▸ **BRONTEKST**
--
HEEFT DE VOLGENDE VERORDENING VASTGESTELD:

Artikel 1

De bijlage bij Verordening (EU) nr. 321/2013 wordt gewijzigd overeenkomstig de bijlage bij deze verordening.

Artikel 2

De bij deze verordening ingevoerde wijzigingen van de TSI vereisen geen nieuwe aanmelding van de conformiteitsbeoordelingsinstanties die op grond van deze TSI zijn aangemeld.

Artikel 3

Deze verordening treedt in werking op de twintigste dag na die van de bekendmaking ervan in het Publicatieblad van de Europese Unie.

Deze verordening is verbindend in al haar onderdelen en is rechtstreeks toepasselijk in elke lidstaat.

Gedaan te Brussel, 14.10.2025

   Voor de Commissie

   De voorzitter
   Ursula VON DER LEYEN

(1)    PB L 138 van 26.5.2016, blz. 44, ELI: http://data.europa.eu/eli/dir/2016/797/oj .
(2)    Verordening (EU) nr. 321/2013 van de Commissie van 13 maart 2013 betreffende de technische specificatie inzake interoperabiliteit van het subsysteem “rollend materieel — goederenwagons” van het spoorwegsysteem in de Europese Unie en tot intrekking van Beschikking 2006/861/EG (PB L 104 van 12.4.2013, blz. 1, ELI: http://data.europa.eu/eli/reg/2013/321/oj ).
(3)    Gedelegeerd Besluit (EU) 2017/1474 van de Commissie van 8 juni 2017 tot aanvulling van Richtlijn (EU) 2016/797 van het Europees Parlement en de Raad met specifieke doelstellingen voor de opstelling, aanneming en herziening van de technische specificaties inzake interoperabiliteit (PB L 210 van 15.8.2017, blz. 5, ELI: http://data.europa.eu/eli/dec_del/2017/1474/oj ).
(4)    Verdrag betreffende het internationale spoorwegvervoer van 9 mei 1980, zoals gewijzigd bij het Protocol van Vilnius van 3 juni 1999, aanhangsel C.
--
(Gegevens over ruimtelijke indeling)
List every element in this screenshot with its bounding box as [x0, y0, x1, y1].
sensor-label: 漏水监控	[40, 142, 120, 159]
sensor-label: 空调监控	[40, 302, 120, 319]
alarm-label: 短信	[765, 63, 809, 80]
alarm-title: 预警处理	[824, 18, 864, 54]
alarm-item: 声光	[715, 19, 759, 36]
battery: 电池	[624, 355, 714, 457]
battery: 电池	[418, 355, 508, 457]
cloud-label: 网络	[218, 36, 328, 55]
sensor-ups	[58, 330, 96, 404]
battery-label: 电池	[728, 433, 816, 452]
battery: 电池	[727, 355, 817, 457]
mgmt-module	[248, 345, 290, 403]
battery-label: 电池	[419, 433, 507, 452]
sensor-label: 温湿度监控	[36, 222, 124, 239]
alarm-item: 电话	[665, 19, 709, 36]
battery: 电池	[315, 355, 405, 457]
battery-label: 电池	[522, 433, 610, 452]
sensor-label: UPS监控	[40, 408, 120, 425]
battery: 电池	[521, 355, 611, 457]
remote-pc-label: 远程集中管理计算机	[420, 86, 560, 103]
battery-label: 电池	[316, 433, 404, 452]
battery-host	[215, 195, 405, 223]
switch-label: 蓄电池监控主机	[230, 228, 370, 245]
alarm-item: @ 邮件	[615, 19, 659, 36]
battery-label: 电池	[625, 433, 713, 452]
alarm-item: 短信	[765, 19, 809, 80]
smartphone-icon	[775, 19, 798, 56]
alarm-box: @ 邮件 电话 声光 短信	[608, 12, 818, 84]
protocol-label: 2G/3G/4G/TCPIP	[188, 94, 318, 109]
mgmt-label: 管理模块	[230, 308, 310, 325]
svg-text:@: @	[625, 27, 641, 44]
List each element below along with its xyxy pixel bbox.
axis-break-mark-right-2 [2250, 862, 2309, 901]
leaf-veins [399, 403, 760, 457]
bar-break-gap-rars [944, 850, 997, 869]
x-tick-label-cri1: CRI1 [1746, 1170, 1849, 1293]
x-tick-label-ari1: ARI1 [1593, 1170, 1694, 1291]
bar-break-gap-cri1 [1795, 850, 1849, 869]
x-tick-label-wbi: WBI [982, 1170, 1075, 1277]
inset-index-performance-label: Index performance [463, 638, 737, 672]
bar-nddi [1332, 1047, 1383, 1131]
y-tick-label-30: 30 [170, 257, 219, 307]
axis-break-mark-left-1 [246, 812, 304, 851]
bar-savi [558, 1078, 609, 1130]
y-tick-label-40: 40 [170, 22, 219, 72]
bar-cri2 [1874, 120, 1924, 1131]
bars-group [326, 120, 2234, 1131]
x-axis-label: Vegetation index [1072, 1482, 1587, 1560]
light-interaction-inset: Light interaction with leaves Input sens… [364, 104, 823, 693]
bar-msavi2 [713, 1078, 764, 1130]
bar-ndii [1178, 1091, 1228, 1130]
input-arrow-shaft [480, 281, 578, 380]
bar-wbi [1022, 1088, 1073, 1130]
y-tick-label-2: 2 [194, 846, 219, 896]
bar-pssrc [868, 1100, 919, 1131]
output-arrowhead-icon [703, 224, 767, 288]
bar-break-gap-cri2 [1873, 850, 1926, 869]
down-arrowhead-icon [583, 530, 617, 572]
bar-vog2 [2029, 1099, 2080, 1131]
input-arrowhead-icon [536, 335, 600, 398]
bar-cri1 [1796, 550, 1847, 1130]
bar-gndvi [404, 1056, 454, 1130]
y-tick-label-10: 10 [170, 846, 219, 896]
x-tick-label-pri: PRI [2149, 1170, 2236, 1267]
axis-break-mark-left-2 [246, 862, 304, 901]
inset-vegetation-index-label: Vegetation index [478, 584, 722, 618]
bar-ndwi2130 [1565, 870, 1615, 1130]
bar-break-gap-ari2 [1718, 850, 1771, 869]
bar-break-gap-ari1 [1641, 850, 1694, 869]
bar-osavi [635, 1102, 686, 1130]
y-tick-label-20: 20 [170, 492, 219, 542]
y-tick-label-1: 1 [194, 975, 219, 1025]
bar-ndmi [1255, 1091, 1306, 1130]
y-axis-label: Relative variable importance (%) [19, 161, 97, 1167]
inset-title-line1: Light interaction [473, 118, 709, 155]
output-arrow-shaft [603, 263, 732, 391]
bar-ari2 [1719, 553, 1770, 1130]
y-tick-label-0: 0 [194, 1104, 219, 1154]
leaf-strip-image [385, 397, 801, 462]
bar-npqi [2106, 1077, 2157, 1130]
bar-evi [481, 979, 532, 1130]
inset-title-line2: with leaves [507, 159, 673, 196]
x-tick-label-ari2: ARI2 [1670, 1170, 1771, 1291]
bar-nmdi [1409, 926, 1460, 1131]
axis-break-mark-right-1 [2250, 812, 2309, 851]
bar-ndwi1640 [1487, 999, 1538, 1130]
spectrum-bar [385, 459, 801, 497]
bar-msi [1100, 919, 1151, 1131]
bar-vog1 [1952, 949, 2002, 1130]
--
▸ **OPDRACHTEN**
**a)** Druk uit de brontekst het stuk af dat begint met "(2)    Verordening (EU)" en doorloopt tot en met "ELI: http://data.europa.eu/eli/dec_del/2017/1474/oj ).".
**b)** Zeg bij elke bewering of ze klopt met de brontekst. Antwoord met ja of nee en citeer de woorden uit de brontekst die de doorslag geven.
(i) De verordening gaat in op de twintigste dag na de bekendmaking in het Publicatieblad van de Europese Unie.
(ii) Door de wijzigingen moeten de conformiteitsbeoordelingsinstanties opnieuw worden aangemeld.
(iii) Verordening (EU) nr. 321/2013 dateert van 13 maart 2013.

▸ **ANTWOORDEN**
**a)**
(2)    Verordening (EU) nr. 321/2013 van de Commissie van 13 maart 2013 betreffende de technische specificatie inzake interoperabiliteit van het subsysteem “rollend materieel — goederenwagons” van het spoorwegsysteem in de Europese Unie en tot intrekking van Beschikking 2006/861/EG (PB L 104 van 12.4.2013, blz. 1, ELI: http://data.europa.eu/eli/reg/2013/321/oj ).
(3)    Gedelegeerd Besluit (EU) 2017/1474 van de Commissie van 8 juni 2017 tot aanvulling van Richtlijn (EU) 2016/797 van het Europees Parlement en de Raad met specifieke doelstellingen voor de opstelling, aanneming en herziening van de technische specificaties inzake interoperabiliteit (PB L 210 van 15.8.2017, blz. 5, ELI: http://data.europa.eu/eli/dec_del/2017/1474/oj ).

**b)**
(i) Ja: "treedt in werking op de twintigste dag na die van de bekendmaking ervan in het Publicatieblad van de Europese Unie"
(ii) Nee: "vereisen geen nieuwe aanmelding van de conformiteitsbeoordelingsinstanties"
(iii) Ja: "Verordening (EU) nr. 321/2013 van de Commissie van 13 maart 2013"